[Spatial annotation records]
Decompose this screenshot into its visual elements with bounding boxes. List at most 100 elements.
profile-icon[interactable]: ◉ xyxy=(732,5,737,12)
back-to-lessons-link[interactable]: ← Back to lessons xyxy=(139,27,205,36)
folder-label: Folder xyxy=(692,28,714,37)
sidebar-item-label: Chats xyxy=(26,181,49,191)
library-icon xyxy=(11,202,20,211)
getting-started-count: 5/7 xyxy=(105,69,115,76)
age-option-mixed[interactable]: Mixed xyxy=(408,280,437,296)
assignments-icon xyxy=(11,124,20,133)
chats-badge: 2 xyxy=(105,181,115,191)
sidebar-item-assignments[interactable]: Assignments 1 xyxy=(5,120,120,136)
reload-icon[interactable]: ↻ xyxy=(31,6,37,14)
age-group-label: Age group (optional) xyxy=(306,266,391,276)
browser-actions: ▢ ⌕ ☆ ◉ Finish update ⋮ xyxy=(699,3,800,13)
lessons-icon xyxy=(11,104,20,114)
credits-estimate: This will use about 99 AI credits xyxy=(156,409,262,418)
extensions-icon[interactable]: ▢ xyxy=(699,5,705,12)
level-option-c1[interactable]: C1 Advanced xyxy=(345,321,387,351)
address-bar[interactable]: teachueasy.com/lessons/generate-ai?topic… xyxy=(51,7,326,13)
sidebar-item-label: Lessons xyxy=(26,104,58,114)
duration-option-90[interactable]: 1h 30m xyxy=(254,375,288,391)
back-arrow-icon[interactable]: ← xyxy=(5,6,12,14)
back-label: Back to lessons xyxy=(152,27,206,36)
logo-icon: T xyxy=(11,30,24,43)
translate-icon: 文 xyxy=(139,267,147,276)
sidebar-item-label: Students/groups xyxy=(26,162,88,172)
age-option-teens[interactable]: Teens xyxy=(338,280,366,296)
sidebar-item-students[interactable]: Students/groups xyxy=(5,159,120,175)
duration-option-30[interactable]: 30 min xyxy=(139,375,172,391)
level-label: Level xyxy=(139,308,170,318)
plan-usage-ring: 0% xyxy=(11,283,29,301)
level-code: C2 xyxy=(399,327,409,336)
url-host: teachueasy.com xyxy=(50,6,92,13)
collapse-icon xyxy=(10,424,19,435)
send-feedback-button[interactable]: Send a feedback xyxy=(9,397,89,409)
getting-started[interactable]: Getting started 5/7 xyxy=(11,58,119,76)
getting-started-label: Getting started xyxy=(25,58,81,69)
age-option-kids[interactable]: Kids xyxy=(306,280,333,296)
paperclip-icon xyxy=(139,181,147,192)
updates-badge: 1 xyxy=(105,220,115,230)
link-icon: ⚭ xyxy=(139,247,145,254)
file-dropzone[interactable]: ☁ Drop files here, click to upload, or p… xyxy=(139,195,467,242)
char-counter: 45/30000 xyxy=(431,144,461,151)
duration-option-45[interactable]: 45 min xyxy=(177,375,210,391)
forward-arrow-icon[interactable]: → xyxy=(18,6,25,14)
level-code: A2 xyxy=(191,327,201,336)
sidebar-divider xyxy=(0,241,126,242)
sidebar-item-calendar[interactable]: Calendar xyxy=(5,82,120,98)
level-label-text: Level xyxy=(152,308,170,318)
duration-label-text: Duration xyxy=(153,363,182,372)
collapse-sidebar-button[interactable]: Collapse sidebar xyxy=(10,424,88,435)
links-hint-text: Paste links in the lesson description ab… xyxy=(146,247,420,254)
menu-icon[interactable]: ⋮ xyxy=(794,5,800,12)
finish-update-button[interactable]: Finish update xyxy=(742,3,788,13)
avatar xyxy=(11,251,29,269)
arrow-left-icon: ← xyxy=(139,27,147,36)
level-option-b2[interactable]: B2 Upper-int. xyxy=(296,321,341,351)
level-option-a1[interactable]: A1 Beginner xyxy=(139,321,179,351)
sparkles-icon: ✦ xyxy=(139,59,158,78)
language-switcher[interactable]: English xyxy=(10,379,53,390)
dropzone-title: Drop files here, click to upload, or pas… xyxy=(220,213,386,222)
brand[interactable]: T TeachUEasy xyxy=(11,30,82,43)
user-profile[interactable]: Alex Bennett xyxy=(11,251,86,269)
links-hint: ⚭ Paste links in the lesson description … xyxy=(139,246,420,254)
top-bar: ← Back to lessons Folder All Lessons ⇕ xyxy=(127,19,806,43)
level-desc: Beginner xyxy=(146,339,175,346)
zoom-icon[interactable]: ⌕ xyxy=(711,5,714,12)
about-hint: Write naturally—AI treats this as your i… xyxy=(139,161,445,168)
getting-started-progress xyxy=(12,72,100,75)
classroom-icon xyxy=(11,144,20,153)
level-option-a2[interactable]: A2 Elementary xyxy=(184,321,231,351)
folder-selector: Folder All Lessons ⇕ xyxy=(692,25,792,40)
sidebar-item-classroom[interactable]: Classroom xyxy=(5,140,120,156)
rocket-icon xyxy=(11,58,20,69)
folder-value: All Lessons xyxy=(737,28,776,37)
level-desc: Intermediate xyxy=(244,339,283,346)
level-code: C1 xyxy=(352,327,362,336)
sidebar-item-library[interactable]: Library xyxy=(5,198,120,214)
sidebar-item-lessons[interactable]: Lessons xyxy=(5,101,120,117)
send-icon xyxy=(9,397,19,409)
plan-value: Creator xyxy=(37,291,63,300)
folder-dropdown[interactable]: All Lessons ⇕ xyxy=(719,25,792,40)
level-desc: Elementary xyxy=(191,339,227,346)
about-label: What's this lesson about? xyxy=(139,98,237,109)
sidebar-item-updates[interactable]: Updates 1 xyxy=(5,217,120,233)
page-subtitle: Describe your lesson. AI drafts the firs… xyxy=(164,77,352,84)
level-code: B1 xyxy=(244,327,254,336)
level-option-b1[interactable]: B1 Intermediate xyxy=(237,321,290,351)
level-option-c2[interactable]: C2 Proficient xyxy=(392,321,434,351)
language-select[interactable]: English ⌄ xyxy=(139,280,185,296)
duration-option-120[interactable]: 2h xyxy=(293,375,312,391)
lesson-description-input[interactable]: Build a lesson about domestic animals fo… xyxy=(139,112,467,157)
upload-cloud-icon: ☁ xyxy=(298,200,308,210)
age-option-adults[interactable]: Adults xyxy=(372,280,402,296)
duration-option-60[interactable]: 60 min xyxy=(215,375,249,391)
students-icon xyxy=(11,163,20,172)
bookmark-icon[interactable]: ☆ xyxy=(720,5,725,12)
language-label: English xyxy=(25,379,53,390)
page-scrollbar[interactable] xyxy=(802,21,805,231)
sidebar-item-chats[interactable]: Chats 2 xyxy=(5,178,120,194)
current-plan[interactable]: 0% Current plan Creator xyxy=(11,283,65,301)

▶ [DIRECTION]
How many lines of the records contain the string "groups"? Reply with the number alone.

▶ [FINAL ANSWER]
2